Dataset entries:
— begin —

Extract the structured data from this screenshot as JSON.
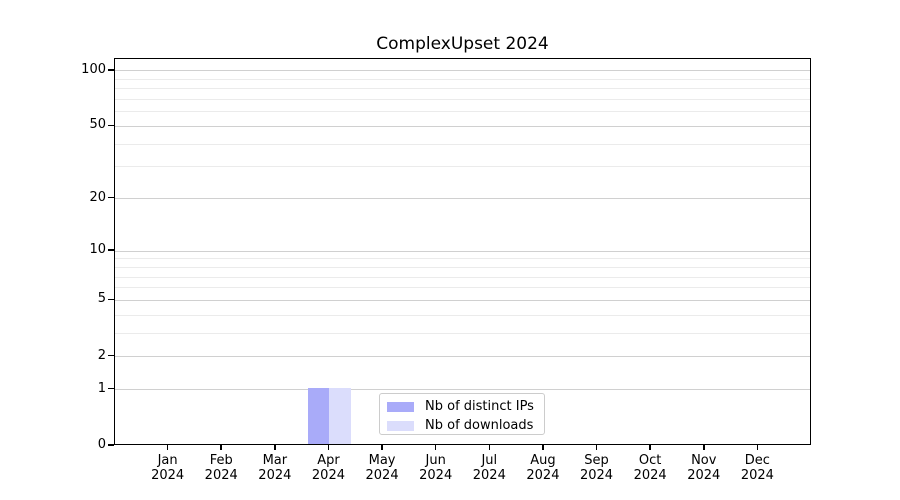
{
  "title": "ComplexUpset 2024",
  "chart_data": {
    "type": "bar",
    "title": "ComplexUpset 2024",
    "categories": [
      "Jan 2024",
      "Feb 2024",
      "Mar 2024",
      "Apr 2024",
      "May 2024",
      "Jun 2024",
      "Jul 2024",
      "Aug 2024",
      "Sep 2024",
      "Oct 2024",
      "Nov 2024",
      "Dec 2024"
    ],
    "series": [
      {
        "name": "Nb of distinct IPs",
        "color": "#a9abf9",
        "values": [
          0,
          0,
          0,
          1,
          0,
          0,
          0,
          0,
          0,
          0,
          0,
          0
        ]
      },
      {
        "name": "Nb of downloads",
        "color": "#dbddfc",
        "values": [
          0,
          0,
          0,
          1,
          0,
          0,
          0,
          0,
          0,
          0,
          0,
          0
        ]
      }
    ],
    "xlabel": "",
    "ylabel": "",
    "yscale": "log1p",
    "ylim": [
      0,
      116
    ],
    "y_ticks": [
      0,
      1,
      2,
      5,
      10,
      20,
      50,
      100
    ],
    "y_minor_ticks": [
      3,
      4,
      6,
      7,
      8,
      9,
      30,
      40,
      60,
      70,
      80,
      90
    ],
    "grid": "horizontal",
    "legend_position": "lower center",
    "style": {
      "grid_major_color": "#d0d0d0",
      "grid_minor_color": "#ebebeb",
      "spine_color": "#000000",
      "text_color": "#000000",
      "legend_border_color": "#cccccc",
      "background": "#ffffff"
    }
  }
}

— end —

The exercise:
Pull out every line containing "name".

Result of this task:
        "name": "Nb of distinct IPs",
        "name": "Nb of downloads",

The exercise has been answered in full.